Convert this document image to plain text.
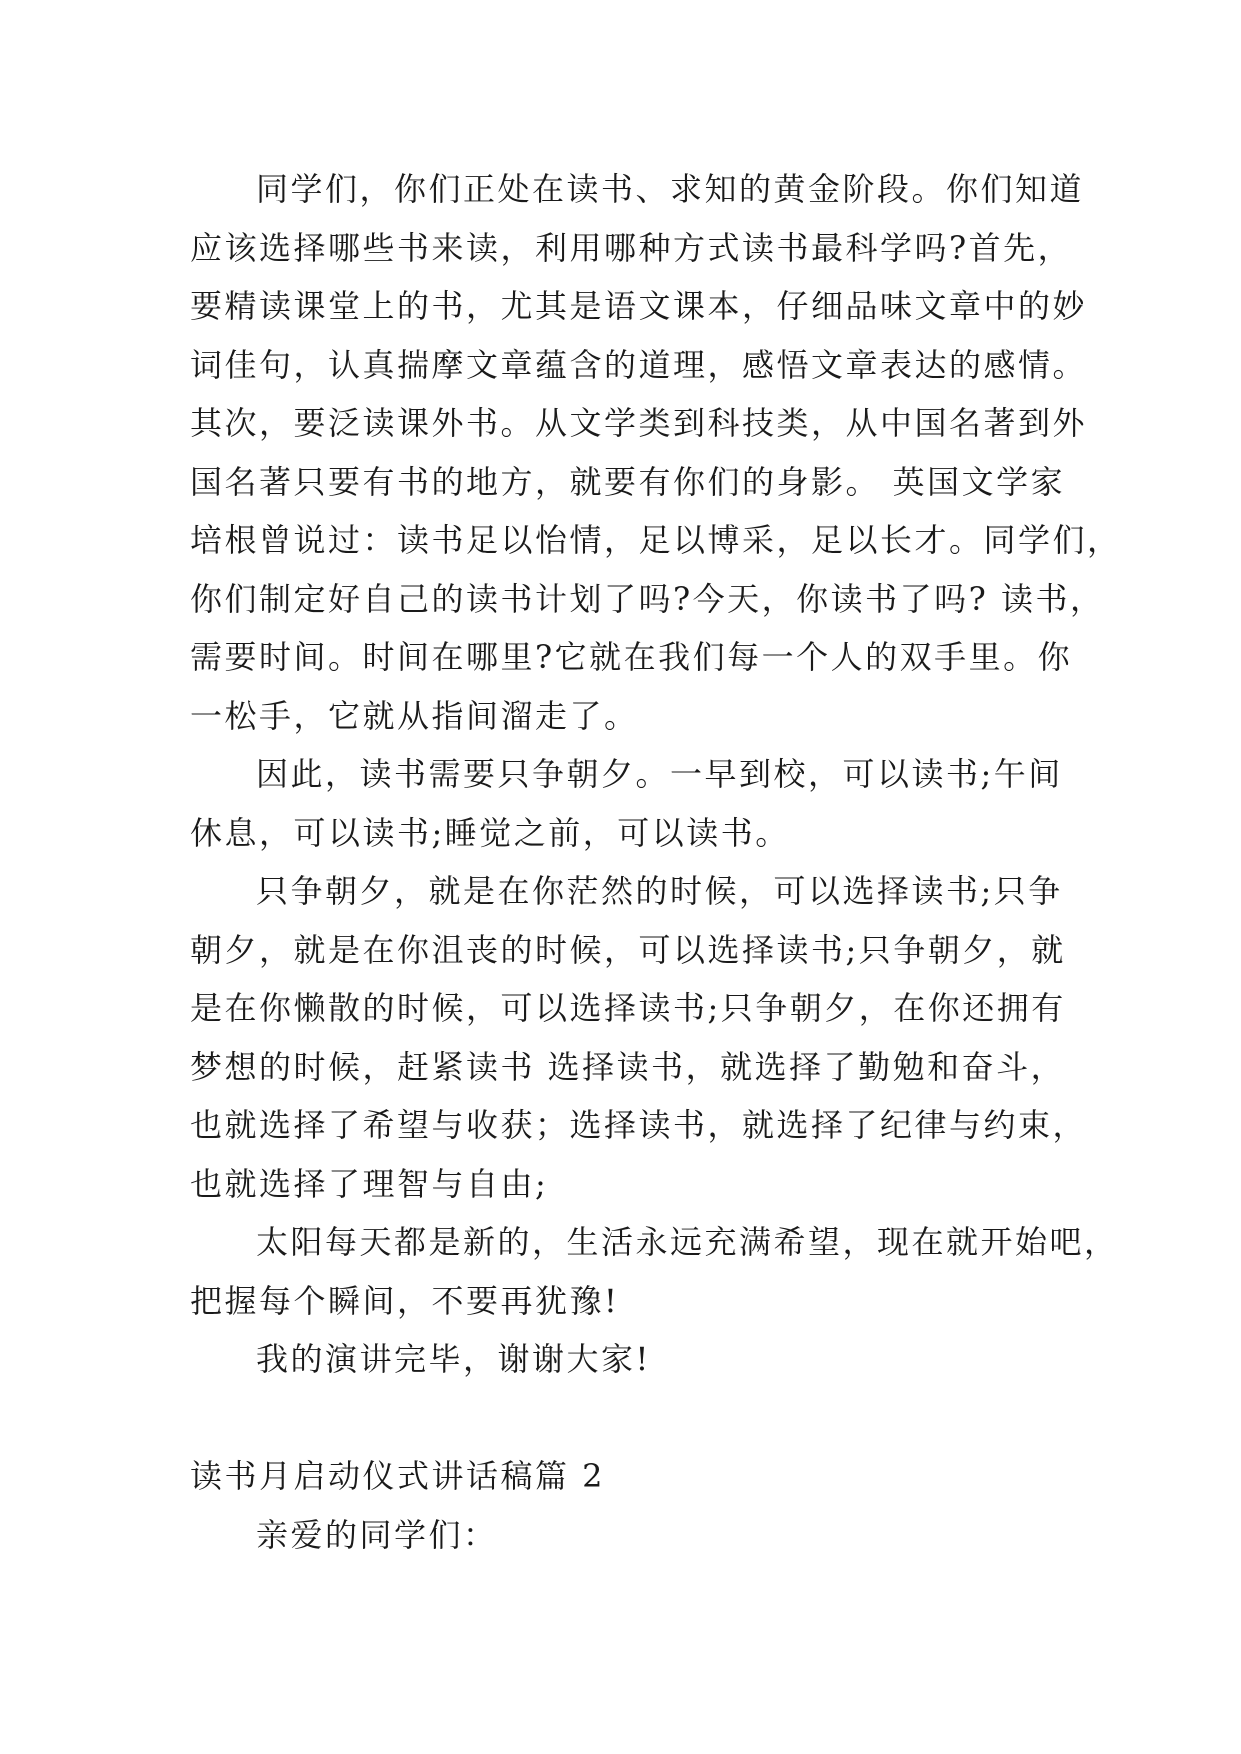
同学们，你们正处在读书、求知的黄金阶段。你们知道
应该选择哪些书来读，利用哪种方式读书最科学吗?首先，
要精读课堂上的书，尤其是语文课本，仔细品味文章中的妙
词佳句，认真揣摩文章蕴含的道理，感悟文章表达的感情。
其次，要泛读课外书。从文学类到科技类，从中国名著到外
国名著只要有书的地方，就要有你们的身影。 英国文学家
培根曾说过：读书足以怡情，足以博采，足以长才。同学们，
你们制定好自己的读书计划了吗?今天，你读书了吗? 读书，
需要时间。时间在哪里?它就在我们每一个人的双手里。你
一松手，它就从指间溜走了。
因此，读书需要只争朝夕。一早到校，可以读书;午间
休息，可以读书;睡觉之前，可以读书。
只争朝夕，就是在你茫然的时候，可以选择读书;只争
朝夕，就是在你沮丧的时候，可以选择读书;只争朝夕，就
是在你懒散的时候，可以选择读书;只争朝夕，在你还拥有
梦想的时候，赶紧读书 选择读书，就选择了勤勉和奋斗，
也就选择了希望与收获；选择读书，就选择了纪律与约束，
也就选择了理智与自由;
太阳每天都是新的，生活永远充满希望，现在就开始吧，
把握每个瞬间，不要再犹豫!
我的演讲完毕，谢谢大家!
读书月启动仪式讲话稿篇 2
亲爱的同学们：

- - - -

Write out each entry exactly as given, but skip the pictures.

== The answer ==
Convert this document image to plain text.
同学们，你们正处在读书、求知的黄金阶段。你们知道
应该选择哪些书来读，利用哪种方式读书最科学吗?首先，
要精读课堂上的书，尤其是语文课本，仔细品味文章中的妙
词佳句，认真揣摩文章蕴含的道理，感悟文章表达的感情。
其次，要泛读课外书。从文学类到科技类，从中国名著到外
国名著只要有书的地方，就要有你们的身影。 英国文学家
培根曾说过：读书足以怡情，足以博采，足以长才。同学们，
你们制定好自己的读书计划了吗?今天，你读书了吗? 读书，
需要时间。时间在哪里?它就在我们每一个人的双手里。你
一松手，它就从指间溜走了。
因此，读书需要只争朝夕。一早到校，可以读书;午间
休息，可以读书;睡觉之前，可以读书。
只争朝夕，就是在你茫然的时候，可以选择读书;只争
朝夕，就是在你沮丧的时候，可以选择读书;只争朝夕，就
是在你懒散的时候，可以选择读书;只争朝夕，在你还拥有
梦想的时候，赶紧读书 选择读书，就选择了勤勉和奋斗，
也就选择了希望与收获；选择读书，就选择了纪律与约束，
也就选择了理智与自由;
太阳每天都是新的，生活永远充满希望，现在就开始吧，
把握每个瞬间，不要再犹豫!
我的演讲完毕，谢谢大家!
读书月启动仪式讲话稿篇 2
亲爱的同学们：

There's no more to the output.